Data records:
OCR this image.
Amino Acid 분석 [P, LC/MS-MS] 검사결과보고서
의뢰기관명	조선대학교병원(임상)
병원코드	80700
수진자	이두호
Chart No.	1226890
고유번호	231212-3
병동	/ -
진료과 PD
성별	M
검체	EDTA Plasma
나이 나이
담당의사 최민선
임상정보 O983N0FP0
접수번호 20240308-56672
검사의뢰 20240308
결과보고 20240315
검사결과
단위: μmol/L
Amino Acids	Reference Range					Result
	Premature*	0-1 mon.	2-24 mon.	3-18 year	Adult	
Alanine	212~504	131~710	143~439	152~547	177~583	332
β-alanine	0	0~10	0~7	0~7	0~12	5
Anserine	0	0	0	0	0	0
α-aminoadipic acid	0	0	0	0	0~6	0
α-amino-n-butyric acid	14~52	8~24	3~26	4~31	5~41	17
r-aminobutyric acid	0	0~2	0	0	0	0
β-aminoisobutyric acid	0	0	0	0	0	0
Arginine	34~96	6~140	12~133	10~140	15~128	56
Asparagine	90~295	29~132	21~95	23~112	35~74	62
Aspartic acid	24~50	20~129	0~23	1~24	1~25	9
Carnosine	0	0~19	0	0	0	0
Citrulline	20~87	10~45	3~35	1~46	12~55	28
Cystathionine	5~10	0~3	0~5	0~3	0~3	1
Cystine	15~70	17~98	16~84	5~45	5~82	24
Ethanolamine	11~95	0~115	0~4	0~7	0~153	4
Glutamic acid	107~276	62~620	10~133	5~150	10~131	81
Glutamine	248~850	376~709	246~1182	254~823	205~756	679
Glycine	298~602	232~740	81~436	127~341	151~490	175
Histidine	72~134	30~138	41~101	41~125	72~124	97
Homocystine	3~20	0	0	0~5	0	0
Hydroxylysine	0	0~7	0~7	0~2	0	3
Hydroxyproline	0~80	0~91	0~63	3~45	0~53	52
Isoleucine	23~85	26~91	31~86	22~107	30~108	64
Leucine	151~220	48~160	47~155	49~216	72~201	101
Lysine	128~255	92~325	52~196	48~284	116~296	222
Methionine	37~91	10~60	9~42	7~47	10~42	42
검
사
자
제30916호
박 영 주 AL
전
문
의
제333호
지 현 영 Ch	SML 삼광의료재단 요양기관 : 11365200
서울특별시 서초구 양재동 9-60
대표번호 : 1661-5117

*Goal:* Restate each record exactly as written.

*Solution for this problem:*
OCR this image.
Amino Acid 분석 [P, LC/MS-MS] 검사결과보고서
의뢰기관명	조선대학교병원(임상)
병원코드	80700
수진자	이두호
Chart No.	1226890
고유번호	231212-3
병동	/ -
진료과 PD
성별	M
검체	EDTA Plasma
나이 나이
담당의사 최민선
임상정보 O983N0FP0
접수번호 20240308-56672
검사의뢰 20240308
결과보고 20240315
검사결과
단위: μmol/L
Amino Acids	Reference Range					Result
	Premature*	0-1 mon.	2-24 mon.	3-18 year	Adult	
Alanine	212~504	131~710	143~439	152~547	177~583	332
β-alanine	0	0~10	0~7	0~7	0~12	5
Anserine	0	0	0	0	0	0
α-aminoadipic acid	0	0	0	0	0~6	0
α-amino-n-butyric acid	14~52	8~24	3~26	4~31	5~41	17
r-aminobutyric acid	0	0~2	0	0	0	0
β-aminoisobutyric acid	0	0	0	0	0	0
Arginine	34~96	6~140	12~133	10~140	15~128	56
Asparagine	90~295	29~132	21~95	23~112	35~74	62
Aspartic acid	24~50	20~129	0~23	1~24	1~25	9
Carnosine	0	0~19	0	0	0	0
Citrulline	20~87	10~45	3~35	1~46	12~55	28
Cystathionine	5~10	0~3	0~5	0~3	0~3	1
Cystine	15~70	17~98	16~84	5~45	5~82	24
Ethanolamine	11~95	0~115	0~4	0~7	0~153	4
Glutamic acid	107~276	62~620	10~133	5~150	10~131	81
Glutamine	248~850	376~709	246~1182	254~823	205~756	679
Glycine	298~602	232~740	81~436	127~341	151~490	175
Histidine	72~134	30~138	41~101	41~125	72~124	97
Homocystine	3~20	0	0	0~5	0	0
Hydroxylysine	0	0~7	0~7	0~2	0	3
Hydroxyproline	0~80	0~91	0~63	3~45	0~53	52
Isoleucine	23~85	26~91	31~86	22~107	30~108	64
Leucine	151~220	48~160	47~155	49~216	72~201	101
Lysine	128~255	92~325	52~196	48~284	116~296	222
Methionine	37~91	10~60	9~42	7~47	10~42	42
검
사
자
제30916호
박 영 주 AL
전
문
의
제333호
지 현 영 Ch	SML 삼광의료재단 요양기관 : 11365200
서울특별시 서초구 양재동 9-60
대표번호 : 1661-5117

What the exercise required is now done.